EXERCISE DETAILS
Print the records exactly as they appear, beginning with the first line and stopping after the line that contains "1411, 1349, 1421]".
■ ■ ■ ■ ■
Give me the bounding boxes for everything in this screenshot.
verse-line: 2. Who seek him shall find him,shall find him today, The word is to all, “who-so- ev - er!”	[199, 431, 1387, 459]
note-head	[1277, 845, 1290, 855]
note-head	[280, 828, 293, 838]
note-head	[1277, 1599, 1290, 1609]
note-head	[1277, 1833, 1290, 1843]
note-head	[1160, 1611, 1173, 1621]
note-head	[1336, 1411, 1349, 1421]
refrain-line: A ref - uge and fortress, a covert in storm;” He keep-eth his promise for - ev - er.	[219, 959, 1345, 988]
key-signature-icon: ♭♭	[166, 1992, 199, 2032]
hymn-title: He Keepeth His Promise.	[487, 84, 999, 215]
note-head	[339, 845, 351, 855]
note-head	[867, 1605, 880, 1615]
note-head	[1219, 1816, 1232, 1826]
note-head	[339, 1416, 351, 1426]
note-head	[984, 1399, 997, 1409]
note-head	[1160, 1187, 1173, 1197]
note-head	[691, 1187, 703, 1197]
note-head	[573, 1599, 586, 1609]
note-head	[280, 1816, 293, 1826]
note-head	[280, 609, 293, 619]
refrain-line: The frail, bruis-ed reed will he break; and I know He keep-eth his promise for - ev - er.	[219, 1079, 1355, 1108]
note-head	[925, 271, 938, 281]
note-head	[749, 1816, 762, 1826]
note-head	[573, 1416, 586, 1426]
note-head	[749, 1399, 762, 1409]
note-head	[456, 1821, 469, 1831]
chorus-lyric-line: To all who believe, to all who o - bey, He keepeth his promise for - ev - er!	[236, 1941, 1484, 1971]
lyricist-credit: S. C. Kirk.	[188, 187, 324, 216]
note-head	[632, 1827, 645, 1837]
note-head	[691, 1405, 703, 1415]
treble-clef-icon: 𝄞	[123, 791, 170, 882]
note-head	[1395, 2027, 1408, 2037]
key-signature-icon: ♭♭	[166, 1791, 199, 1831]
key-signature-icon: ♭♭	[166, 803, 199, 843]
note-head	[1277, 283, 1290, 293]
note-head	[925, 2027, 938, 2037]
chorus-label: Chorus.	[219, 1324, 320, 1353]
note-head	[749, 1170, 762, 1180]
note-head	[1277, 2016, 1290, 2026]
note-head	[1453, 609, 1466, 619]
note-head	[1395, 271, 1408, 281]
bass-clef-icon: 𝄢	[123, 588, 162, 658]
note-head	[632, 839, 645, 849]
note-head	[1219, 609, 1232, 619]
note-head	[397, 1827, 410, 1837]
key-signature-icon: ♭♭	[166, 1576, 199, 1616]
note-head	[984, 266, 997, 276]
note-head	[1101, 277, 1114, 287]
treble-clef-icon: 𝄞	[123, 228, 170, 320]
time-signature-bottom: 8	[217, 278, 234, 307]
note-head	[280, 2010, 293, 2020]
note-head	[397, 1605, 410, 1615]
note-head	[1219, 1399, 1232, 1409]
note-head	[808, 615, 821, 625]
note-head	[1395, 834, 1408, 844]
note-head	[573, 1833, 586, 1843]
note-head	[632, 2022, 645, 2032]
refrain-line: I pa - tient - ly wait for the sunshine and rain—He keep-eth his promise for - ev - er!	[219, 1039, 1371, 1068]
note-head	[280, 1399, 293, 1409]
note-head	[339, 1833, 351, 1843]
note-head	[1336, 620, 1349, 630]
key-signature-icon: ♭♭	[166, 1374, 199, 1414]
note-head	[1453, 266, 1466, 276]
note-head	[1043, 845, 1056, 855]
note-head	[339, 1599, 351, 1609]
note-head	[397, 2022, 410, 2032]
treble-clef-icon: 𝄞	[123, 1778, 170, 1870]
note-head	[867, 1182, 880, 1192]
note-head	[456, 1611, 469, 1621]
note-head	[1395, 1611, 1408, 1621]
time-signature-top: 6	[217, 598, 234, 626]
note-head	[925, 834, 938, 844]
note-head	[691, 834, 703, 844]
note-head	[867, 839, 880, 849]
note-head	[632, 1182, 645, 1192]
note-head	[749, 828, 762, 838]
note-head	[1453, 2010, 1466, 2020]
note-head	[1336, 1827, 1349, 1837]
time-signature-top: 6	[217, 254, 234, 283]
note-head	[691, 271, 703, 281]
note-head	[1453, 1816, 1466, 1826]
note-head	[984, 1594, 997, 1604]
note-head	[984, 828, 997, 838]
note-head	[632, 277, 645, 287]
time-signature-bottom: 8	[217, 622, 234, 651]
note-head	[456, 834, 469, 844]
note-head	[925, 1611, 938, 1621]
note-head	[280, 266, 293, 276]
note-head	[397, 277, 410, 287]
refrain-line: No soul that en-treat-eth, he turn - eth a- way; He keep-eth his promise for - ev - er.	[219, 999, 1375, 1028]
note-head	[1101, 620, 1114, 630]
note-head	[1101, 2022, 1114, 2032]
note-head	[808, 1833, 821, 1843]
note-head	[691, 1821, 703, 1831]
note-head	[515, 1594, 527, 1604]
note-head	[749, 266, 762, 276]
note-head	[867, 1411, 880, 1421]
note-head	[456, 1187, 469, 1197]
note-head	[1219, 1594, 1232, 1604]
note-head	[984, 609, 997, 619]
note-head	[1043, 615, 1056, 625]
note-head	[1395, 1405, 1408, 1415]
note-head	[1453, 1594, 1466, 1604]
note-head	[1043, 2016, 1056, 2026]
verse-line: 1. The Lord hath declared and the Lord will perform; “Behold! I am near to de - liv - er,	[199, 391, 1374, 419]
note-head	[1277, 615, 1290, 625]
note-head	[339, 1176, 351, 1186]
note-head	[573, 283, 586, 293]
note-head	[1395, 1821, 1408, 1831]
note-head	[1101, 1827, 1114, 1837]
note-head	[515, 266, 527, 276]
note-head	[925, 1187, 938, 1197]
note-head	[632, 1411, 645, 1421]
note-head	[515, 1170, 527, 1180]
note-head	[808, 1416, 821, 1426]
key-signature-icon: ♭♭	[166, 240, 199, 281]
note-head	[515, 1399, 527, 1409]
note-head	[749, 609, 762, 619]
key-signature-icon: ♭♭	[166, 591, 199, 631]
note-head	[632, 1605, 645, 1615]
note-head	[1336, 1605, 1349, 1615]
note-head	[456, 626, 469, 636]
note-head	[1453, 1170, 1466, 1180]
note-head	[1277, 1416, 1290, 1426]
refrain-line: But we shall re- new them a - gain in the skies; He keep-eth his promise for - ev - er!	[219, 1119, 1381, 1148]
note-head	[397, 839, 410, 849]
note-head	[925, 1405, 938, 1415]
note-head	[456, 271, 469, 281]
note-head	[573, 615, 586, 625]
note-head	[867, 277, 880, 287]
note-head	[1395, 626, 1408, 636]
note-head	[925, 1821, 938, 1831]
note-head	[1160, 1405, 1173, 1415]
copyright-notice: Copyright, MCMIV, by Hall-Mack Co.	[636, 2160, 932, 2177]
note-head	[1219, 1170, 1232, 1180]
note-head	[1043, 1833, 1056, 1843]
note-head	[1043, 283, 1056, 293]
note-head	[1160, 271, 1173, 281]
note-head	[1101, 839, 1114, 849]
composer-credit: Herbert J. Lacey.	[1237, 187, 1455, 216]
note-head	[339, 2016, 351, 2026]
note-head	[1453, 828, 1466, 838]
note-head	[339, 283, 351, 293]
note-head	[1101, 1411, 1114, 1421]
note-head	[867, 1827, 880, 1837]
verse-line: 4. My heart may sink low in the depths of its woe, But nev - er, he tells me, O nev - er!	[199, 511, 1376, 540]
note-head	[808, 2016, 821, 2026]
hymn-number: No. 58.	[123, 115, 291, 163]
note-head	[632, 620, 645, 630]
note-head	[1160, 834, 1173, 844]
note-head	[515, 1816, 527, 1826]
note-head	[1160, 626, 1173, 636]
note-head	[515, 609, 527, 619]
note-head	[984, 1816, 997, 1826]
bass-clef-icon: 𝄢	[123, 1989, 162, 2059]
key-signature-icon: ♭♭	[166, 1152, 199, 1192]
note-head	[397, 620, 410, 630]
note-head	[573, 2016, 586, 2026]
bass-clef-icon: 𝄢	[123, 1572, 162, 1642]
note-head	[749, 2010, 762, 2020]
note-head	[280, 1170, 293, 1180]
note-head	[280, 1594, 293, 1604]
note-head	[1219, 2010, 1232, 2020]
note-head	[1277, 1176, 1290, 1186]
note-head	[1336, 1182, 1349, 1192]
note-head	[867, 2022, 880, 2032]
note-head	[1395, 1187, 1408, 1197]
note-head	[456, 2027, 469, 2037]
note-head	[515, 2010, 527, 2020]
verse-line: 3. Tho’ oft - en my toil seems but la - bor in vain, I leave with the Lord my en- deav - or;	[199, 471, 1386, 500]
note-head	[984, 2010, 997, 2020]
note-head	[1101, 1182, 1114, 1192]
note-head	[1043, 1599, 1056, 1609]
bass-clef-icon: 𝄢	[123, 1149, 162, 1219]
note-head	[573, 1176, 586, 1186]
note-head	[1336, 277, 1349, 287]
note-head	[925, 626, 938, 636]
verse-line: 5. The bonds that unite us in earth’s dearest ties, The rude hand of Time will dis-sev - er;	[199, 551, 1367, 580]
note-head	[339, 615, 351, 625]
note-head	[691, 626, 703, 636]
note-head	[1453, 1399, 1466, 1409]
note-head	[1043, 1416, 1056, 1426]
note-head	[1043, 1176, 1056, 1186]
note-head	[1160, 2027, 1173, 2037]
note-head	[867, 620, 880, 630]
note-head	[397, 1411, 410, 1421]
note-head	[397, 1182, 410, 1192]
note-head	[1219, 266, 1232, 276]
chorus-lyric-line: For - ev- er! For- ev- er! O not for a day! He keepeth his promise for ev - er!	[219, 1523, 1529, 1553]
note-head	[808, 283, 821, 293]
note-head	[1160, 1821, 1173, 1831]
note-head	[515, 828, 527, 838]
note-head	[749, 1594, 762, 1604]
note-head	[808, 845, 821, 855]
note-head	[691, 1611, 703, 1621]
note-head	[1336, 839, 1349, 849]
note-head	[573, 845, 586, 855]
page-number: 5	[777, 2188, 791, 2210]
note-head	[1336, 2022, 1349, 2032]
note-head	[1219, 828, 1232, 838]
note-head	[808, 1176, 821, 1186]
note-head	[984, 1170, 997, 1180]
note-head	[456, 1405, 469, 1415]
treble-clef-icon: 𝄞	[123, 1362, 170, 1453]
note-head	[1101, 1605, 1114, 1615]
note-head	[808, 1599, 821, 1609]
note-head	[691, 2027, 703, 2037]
■ ■ ■ ■ ■
FULL RESPONSE
Give me the bounding boxes for everything in this screenshot.
verse-line: 2. Who seek him shall find him,shall find him today, The word is to all, “who-so- ev - er!”	[199, 431, 1387, 459]
note-head	[1277, 845, 1290, 855]
note-head	[280, 828, 293, 838]
note-head	[1277, 1599, 1290, 1609]
note-head	[1277, 1833, 1290, 1843]
note-head	[1160, 1611, 1173, 1621]
note-head	[1336, 1411, 1349, 1421]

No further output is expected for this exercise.